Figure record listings
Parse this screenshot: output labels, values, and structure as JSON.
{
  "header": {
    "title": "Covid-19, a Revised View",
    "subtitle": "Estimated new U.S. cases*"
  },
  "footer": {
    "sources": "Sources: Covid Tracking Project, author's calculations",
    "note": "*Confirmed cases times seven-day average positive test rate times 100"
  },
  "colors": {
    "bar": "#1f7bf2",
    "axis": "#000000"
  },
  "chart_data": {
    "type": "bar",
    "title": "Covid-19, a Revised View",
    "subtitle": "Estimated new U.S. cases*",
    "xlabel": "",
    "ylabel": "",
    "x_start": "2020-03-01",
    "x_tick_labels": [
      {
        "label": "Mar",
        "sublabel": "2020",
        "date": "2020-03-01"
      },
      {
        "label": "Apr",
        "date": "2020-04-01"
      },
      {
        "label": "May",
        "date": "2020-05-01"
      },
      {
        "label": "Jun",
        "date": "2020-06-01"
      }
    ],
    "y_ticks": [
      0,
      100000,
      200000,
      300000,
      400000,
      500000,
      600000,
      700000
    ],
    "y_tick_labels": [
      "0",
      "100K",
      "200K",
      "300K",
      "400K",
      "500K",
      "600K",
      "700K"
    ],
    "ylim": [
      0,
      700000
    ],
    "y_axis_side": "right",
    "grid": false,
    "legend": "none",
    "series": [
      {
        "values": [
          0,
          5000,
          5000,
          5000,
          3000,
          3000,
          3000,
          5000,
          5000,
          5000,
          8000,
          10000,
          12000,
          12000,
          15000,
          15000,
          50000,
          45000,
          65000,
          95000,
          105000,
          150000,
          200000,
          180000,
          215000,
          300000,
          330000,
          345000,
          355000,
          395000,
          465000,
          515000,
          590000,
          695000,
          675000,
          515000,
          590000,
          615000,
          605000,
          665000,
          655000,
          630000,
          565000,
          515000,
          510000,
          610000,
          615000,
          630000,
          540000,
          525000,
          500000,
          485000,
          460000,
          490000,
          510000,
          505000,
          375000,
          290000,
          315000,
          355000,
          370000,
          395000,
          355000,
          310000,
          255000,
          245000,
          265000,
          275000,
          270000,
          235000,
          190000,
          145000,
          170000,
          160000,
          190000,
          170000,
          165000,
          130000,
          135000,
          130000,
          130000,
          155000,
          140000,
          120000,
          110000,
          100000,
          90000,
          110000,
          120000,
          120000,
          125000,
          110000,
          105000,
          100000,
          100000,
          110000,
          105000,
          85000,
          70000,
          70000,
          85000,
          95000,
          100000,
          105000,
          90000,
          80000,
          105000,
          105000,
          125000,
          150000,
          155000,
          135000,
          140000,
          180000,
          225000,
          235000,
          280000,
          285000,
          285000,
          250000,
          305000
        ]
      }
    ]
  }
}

### THE PROBLEM
Reproduce the data in full, exactly as presented.

### RESULT OF THIS TASK
Parse this screenshot: output labels, values, and structure as JSON.
{
  "header": {
    "title": "Covid-19, a Revised View",
    "subtitle": "Estimated new U.S. cases*"
  },
  "footer": {
    "sources": "Sources: Covid Tracking Project, author's calculations",
    "note": "*Confirmed cases times seven-day average positive test rate times 100"
  },
  "colors": {
    "bar": "#1f7bf2",
    "axis": "#000000"
  },
  "chart_data": {
    "type": "bar",
    "title": "Covid-19, a Revised View",
    "subtitle": "Estimated new U.S. cases*",
    "xlabel": "",
    "ylabel": "",
    "x_start": "2020-03-01",
    "x_tick_labels": [
      {
        "label": "Mar",
        "sublabel": "2020",
        "date": "2020-03-01"
      },
      {
        "label": "Apr",
        "date": "2020-04-01"
      },
      {
        "label": "May",
        "date": "2020-05-01"
      },
      {
        "label": "Jun",
        "date": "2020-06-01"
      }
    ],
    "y_ticks": [
      0,
      100000,
      200000,
      300000,
      400000,
      500000,
      600000,
      700000
    ],
    "y_tick_labels": [
      "0",
      "100K",
      "200K",
      "300K",
      "400K",
      "500K",
      "600K",
      "700K"
    ],
    "ylim": [
      0,
      700000
    ],
    "y_axis_side": "right",
    "grid": false,
    "legend": "none",
    "series": [
      {
        "values": [
          0,
          5000,
          5000,
          5000,
          3000,
          3000,
          3000,
          5000,
          5000,
          5000,
          8000,
          10000,
          12000,
          12000,
          15000,
          15000,
          50000,
          45000,
          65000,
          95000,
          105000,
          150000,
          200000,
          180000,
          215000,
          300000,
          330000,
          345000,
          355000,
          395000,
          465000,
          515000,
          590000,
          695000,
          675000,
          515000,
          590000,
          615000,
          605000,
          665000,
          655000,
          630000,
          565000,
          515000,
          510000,
          610000,
          615000,
          630000,
          540000,
          525000,
          500000,
          485000,
          460000,
          490000,
          510000,
          505000,
          375000,
          290000,
          315000,
          355000,
          370000,
          395000,
          355000,
          310000,
          255000,
          245000,
          265000,
          275000,
          270000,
          235000,
          190000,
          145000,
          170000,
          160000,
          190000,
          170000,
          165000,
          130000,
          135000,
          130000,
          130000,
          155000,
          140000,
          120000,
          110000,
          100000,
          90000,
          110000,
          120000,
          120000,
          125000,
          110000,
          105000,
          100000,
          100000,
          110000,
          105000,
          85000,
          70000,
          70000,
          85000,
          95000,
          100000,
          105000,
          90000,
          80000,
          105000,
          105000,
          125000,
          150000,
          155000,
          135000,
          140000,
          180000,
          225000,
          235000,
          280000,
          285000,
          285000,
          250000,
          305000
        ]
      }
    ]
  }
}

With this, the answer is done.